··· Exercise input

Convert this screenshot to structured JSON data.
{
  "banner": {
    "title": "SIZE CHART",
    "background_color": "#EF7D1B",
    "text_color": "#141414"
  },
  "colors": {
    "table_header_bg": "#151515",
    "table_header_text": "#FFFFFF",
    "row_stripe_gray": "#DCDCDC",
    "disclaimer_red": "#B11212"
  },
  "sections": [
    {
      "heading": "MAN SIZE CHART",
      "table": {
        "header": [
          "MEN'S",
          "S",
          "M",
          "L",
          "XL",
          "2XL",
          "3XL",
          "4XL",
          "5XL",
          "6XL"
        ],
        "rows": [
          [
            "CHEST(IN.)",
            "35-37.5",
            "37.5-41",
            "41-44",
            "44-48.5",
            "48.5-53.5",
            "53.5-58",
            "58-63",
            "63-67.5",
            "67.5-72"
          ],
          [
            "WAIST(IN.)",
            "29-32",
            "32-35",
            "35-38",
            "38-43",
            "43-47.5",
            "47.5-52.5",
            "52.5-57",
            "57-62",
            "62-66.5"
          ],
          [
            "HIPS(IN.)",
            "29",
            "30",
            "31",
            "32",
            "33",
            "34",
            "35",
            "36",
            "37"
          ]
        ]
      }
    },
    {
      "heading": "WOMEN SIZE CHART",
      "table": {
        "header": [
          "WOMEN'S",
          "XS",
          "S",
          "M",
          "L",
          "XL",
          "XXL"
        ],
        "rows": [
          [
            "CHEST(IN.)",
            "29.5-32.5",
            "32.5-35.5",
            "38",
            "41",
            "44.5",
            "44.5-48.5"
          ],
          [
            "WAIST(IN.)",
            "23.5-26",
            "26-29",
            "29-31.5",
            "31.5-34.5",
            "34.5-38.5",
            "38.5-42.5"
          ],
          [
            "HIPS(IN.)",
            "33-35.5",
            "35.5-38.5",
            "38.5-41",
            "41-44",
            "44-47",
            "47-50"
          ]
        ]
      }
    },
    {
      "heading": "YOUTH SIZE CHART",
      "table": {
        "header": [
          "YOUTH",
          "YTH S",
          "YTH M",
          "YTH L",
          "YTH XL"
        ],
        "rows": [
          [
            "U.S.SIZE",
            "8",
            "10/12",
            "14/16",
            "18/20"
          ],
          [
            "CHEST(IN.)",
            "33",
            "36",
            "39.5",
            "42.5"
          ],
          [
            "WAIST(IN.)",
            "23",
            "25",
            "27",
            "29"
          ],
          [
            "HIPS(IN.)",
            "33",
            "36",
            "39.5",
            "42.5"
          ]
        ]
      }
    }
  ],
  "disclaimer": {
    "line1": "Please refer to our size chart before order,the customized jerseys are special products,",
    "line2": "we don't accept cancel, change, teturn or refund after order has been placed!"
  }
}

······

→ Exercise goal:
Send back each record exactly as it stands.

→ Result for this task:
Convert this screenshot to structured JSON data.
{
  "banner": {
    "title": "SIZE CHART",
    "background_color": "#EF7D1B",
    "text_color": "#141414"
  },
  "colors": {
    "table_header_bg": "#151515",
    "table_header_text": "#FFFFFF",
    "row_stripe_gray": "#DCDCDC",
    "disclaimer_red": "#B11212"
  },
  "sections": [
    {
      "heading": "MAN SIZE CHART",
      "table": {
        "header": [
          "MEN'S",
          "S",
          "M",
          "L",
          "XL",
          "2XL",
          "3XL",
          "4XL",
          "5XL",
          "6XL"
        ],
        "rows": [
          [
            "CHEST(IN.)",
            "35-37.5",
            "37.5-41",
            "41-44",
            "44-48.5",
            "48.5-53.5",
            "53.5-58",
            "58-63",
            "63-67.5",
            "67.5-72"
          ],
          [
            "WAIST(IN.)",
            "29-32",
            "32-35",
            "35-38",
            "38-43",
            "43-47.5",
            "47.5-52.5",
            "52.5-57",
            "57-62",
            "62-66.5"
          ],
          [
            "HIPS(IN.)",
            "29",
            "30",
            "31",
            "32",
            "33",
            "34",
            "35",
            "36",
            "37"
          ]
        ]
      }
    },
    {
      "heading": "WOMEN SIZE CHART",
      "table": {
        "header": [
          "WOMEN'S",
          "XS",
          "S",
          "M",
          "L",
          "XL",
          "XXL"
        ],
        "rows": [
          [
            "CHEST(IN.)",
            "29.5-32.5",
            "32.5-35.5",
            "38",
            "41",
            "44.5",
            "44.5-48.5"
          ],
          [
            "WAIST(IN.)",
            "23.5-26",
            "26-29",
            "29-31.5",
            "31.5-34.5",
            "34.5-38.5",
            "38.5-42.5"
          ],
          [
            "HIPS(IN.)",
            "33-35.5",
            "35.5-38.5",
            "38.5-41",
            "41-44",
            "44-47",
            "47-50"
          ]
        ]
      }
    },
    {
      "heading": "YOUTH SIZE CHART",
      "table": {
        "header": [
          "YOUTH",
          "YTH S",
          "YTH M",
          "YTH L",
          "YTH XL"
        ],
        "rows": [
          [
            "U.S.SIZE",
            "8",
            "10/12",
            "14/16",
            "18/20"
          ],
          [
            "CHEST(IN.)",
            "33",
            "36",
            "39.5",
            "42.5"
          ],
          [
            "WAIST(IN.)",
            "23",
            "25",
            "27",
            "29"
          ],
          [
            "HIPS(IN.)",
            "33",
            "36",
            "39.5",
            "42.5"
          ]
        ]
      }
    }
  ],
  "disclaimer": {
    "line1": "Please refer to our size chart before order,the customized jerseys are special products,",
    "line2": "we don't accept cancel, change, teturn or refund after order has been placed!"
  }
}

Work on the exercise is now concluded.